[Stored entries]
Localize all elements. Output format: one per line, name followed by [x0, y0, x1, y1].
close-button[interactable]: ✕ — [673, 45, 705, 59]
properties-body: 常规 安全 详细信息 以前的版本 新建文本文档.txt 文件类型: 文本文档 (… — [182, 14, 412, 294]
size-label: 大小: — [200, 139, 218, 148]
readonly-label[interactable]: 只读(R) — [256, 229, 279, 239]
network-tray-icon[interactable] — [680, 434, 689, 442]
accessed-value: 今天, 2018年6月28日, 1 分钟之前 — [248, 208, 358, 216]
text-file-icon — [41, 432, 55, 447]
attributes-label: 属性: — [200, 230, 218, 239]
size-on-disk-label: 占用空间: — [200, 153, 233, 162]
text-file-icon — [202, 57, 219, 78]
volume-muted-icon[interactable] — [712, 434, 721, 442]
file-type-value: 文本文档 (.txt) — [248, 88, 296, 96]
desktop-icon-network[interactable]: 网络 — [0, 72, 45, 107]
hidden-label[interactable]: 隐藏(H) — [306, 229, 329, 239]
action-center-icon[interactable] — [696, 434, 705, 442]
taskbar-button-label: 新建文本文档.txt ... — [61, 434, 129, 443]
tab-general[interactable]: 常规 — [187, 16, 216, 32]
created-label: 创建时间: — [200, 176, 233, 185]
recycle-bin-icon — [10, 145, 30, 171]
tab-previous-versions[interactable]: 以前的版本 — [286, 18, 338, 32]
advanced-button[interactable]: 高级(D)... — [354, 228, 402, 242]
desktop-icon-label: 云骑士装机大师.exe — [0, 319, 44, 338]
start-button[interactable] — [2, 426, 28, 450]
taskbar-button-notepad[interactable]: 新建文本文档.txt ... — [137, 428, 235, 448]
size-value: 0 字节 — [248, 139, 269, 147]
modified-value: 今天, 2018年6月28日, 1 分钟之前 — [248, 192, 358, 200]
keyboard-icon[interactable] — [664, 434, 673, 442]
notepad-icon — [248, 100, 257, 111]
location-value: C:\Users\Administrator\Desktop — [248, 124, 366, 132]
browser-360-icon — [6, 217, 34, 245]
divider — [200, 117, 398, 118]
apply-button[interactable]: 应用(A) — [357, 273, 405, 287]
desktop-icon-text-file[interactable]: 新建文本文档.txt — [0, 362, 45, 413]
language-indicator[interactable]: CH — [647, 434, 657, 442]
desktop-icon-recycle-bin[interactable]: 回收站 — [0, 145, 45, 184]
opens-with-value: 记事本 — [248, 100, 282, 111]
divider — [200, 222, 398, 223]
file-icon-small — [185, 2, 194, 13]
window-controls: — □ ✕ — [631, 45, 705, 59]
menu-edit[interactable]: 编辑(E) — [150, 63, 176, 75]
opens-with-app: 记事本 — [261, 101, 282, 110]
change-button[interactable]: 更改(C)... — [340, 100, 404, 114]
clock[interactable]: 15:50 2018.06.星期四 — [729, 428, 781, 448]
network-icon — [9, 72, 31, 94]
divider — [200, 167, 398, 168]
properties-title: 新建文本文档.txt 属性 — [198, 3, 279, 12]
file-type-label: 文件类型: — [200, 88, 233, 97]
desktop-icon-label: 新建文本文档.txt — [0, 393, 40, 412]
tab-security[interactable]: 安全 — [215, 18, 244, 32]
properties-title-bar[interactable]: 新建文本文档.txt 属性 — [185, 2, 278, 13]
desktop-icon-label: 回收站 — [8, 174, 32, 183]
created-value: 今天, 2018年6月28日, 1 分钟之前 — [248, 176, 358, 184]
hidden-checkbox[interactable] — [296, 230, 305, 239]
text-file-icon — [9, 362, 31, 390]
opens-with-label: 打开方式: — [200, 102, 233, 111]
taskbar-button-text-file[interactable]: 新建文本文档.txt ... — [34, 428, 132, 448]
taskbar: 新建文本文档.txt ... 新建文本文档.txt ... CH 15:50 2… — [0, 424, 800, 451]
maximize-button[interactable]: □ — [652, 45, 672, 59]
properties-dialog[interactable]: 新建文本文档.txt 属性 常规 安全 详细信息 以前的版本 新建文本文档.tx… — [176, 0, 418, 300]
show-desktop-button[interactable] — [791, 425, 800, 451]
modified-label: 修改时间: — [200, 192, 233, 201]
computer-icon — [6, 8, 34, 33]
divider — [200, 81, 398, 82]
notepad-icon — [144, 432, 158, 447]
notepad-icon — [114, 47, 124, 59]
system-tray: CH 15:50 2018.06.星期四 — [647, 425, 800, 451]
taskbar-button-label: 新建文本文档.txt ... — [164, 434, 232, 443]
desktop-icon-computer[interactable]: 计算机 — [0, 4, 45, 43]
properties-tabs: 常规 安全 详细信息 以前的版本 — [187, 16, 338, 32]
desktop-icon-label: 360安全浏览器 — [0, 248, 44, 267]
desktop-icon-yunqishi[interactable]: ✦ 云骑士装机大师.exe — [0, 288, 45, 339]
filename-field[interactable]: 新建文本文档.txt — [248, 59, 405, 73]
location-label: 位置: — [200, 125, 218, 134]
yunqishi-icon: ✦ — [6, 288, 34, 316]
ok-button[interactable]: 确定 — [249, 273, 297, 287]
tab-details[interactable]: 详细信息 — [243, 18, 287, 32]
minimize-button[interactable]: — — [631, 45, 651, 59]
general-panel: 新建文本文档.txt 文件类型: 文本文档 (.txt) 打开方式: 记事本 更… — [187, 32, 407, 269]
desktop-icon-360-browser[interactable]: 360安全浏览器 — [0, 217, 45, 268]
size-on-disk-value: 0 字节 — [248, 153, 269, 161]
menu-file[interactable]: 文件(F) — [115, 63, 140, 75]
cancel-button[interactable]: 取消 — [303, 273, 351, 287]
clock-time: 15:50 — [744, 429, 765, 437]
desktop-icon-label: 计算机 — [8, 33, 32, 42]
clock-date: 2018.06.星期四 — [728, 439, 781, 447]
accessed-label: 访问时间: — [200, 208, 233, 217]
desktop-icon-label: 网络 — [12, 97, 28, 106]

:: YOUR GOAL ::
Update the lines above by swapping "Localize" for "Locate" and leaving everything else as it is.

:: FINISHED ANSWER ::
Locate all elements. Output format: one per line, name followed by [x0, y0, x1, y1].
close-button[interactable]: ✕ — [673, 45, 705, 59]
properties-body: 常规 安全 详细信息 以前的版本 新建文本文档.txt 文件类型: 文本文档 (… — [182, 14, 412, 294]
size-label: 大小: — [200, 139, 218, 148]
readonly-label[interactable]: 只读(R) — [256, 229, 279, 239]
network-tray-icon[interactable] — [680, 434, 689, 442]
accessed-value: 今天, 2018年6月28日, 1 分钟之前 — [248, 208, 358, 216]
text-file-icon — [41, 432, 55, 447]
attributes-label: 属性: — [200, 230, 218, 239]
size-on-disk-label: 占用空间: — [200, 153, 233, 162]
text-file-icon — [202, 57, 219, 78]
volume-muted-icon[interactable] — [712, 434, 721, 442]
file-type-value: 文本文档 (.txt) — [248, 88, 296, 96]
desktop-icon-network[interactable]: 网络 — [0, 72, 45, 107]
hidden-label[interactable]: 隐藏(H) — [306, 229, 329, 239]
action-center-icon[interactable] — [696, 434, 705, 442]
taskbar-button-label: 新建文本文档.txt ... — [61, 434, 129, 443]
tab-general[interactable]: 常规 — [187, 16, 216, 32]
created-label: 创建时间: — [200, 176, 233, 185]
recycle-bin-icon — [10, 145, 30, 171]
tab-previous-versions[interactable]: 以前的版本 — [286, 18, 338, 32]
advanced-button[interactable]: 高级(D)... — [354, 228, 402, 242]
desktop-icon-label: 云骑士装机大师.exe — [0, 319, 44, 338]
start-button[interactable] — [2, 426, 28, 450]
taskbar-button-notepad[interactable]: 新建文本文档.txt ... — [137, 428, 235, 448]
size-value: 0 字节 — [248, 139, 269, 147]
modified-value: 今天, 2018年6月28日, 1 分钟之前 — [248, 192, 358, 200]
keyboard-icon[interactable] — [664, 434, 673, 442]
notepad-icon — [248, 100, 257, 111]
location-value: C:\Users\Administrator\Desktop — [248, 124, 366, 132]
browser-360-icon — [6, 217, 34, 245]
divider — [200, 117, 398, 118]
apply-button[interactable]: 应用(A) — [357, 273, 405, 287]
desktop-icon-text-file[interactable]: 新建文本文档.txt — [0, 362, 45, 413]
language-indicator[interactable]: CH — [647, 434, 657, 442]
desktop-icon-recycle-bin[interactable]: 回收站 — [0, 145, 45, 184]
opens-with-value: 记事本 — [248, 100, 282, 111]
divider — [200, 222, 398, 223]
file-icon-small — [185, 2, 194, 13]
window-controls: — □ ✕ — [631, 45, 705, 59]
menu-edit[interactable]: 编辑(E) — [150, 63, 176, 75]
opens-with-app: 记事本 — [261, 101, 282, 110]
change-button[interactable]: 更改(C)... — [340, 100, 404, 114]
clock[interactable]: 15:50 2018.06.星期四 — [729, 428, 781, 448]
network-icon — [9, 72, 31, 94]
divider — [200, 167, 398, 168]
properties-title: 新建文本文档.txt 属性 — [198, 3, 279, 12]
file-type-label: 文件类型: — [200, 88, 233, 97]
desktop-icon-label: 新建文本文档.txt — [0, 393, 40, 412]
tab-security[interactable]: 安全 — [215, 18, 244, 32]
properties-title-bar[interactable]: 新建文本文档.txt 属性 — [185, 2, 278, 13]
desktop-icon-label: 回收站 — [8, 174, 32, 183]
created-value: 今天, 2018年6月28日, 1 分钟之前 — [248, 176, 358, 184]
hidden-checkbox[interactable] — [296, 230, 305, 239]
text-file-icon — [9, 362, 31, 390]
opens-with-label: 打开方式: — [200, 102, 233, 111]
taskbar-button-text-file[interactable]: 新建文本文档.txt ... — [34, 428, 132, 448]
taskbar: 新建文本文档.txt ... 新建文本文档.txt ... CH 15:50 2… — [0, 424, 800, 451]
maximize-button[interactable]: □ — [652, 45, 672, 59]
properties-dialog[interactable]: 新建文本文档.txt 属性 常规 安全 详细信息 以前的版本 新建文本文档.tx… — [176, 0, 418, 300]
show-desktop-button[interactable] — [791, 425, 800, 451]
modified-label: 修改时间: — [200, 192, 233, 201]
computer-icon — [6, 8, 34, 33]
divider — [200, 81, 398, 82]
notepad-icon — [144, 432, 158, 447]
notepad-icon — [114, 47, 124, 59]
system-tray: CH 15:50 2018.06.星期四 — [647, 425, 800, 451]
taskbar-button-label: 新建文本文档.txt ... — [164, 434, 232, 443]
desktop-icon-computer[interactable]: 计算机 — [0, 4, 45, 43]
properties-tabs: 常规 安全 详细信息 以前的版本 — [187, 16, 338, 32]
desktop-icon-label: 360安全浏览器 — [0, 248, 44, 267]
desktop-icon-yunqishi[interactable]: ✦ 云骑士装机大师.exe — [0, 288, 45, 339]
filename-field[interactable]: 新建文本文档.txt — [248, 59, 405, 73]
location-label: 位置: — [200, 125, 218, 134]
yunqishi-icon: ✦ — [6, 288, 34, 316]
ok-button[interactable]: 确定 — [249, 273, 297, 287]
tab-details[interactable]: 详细信息 — [243, 18, 287, 32]
minimize-button[interactable]: — — [631, 45, 651, 59]
general-panel: 新建文本文档.txt 文件类型: 文本文档 (.txt) 打开方式: 记事本 更… — [187, 32, 407, 269]
desktop-icon-360-browser[interactable]: 360安全浏览器 — [0, 217, 45, 268]
size-on-disk-value: 0 字节 — [248, 153, 269, 161]
menu-file[interactable]: 文件(F) — [115, 63, 140, 75]
cancel-button[interactable]: 取消 — [303, 273, 351, 287]
clock-time: 15:50 — [744, 429, 765, 437]
desktop-icon-label: 计算机 — [8, 33, 32, 42]
clock-date: 2018.06.星期四 — [728, 439, 781, 447]
accessed-label: 访问时间: — [200, 208, 233, 217]
desktop-icon-label: 网络 — [12, 97, 28, 106]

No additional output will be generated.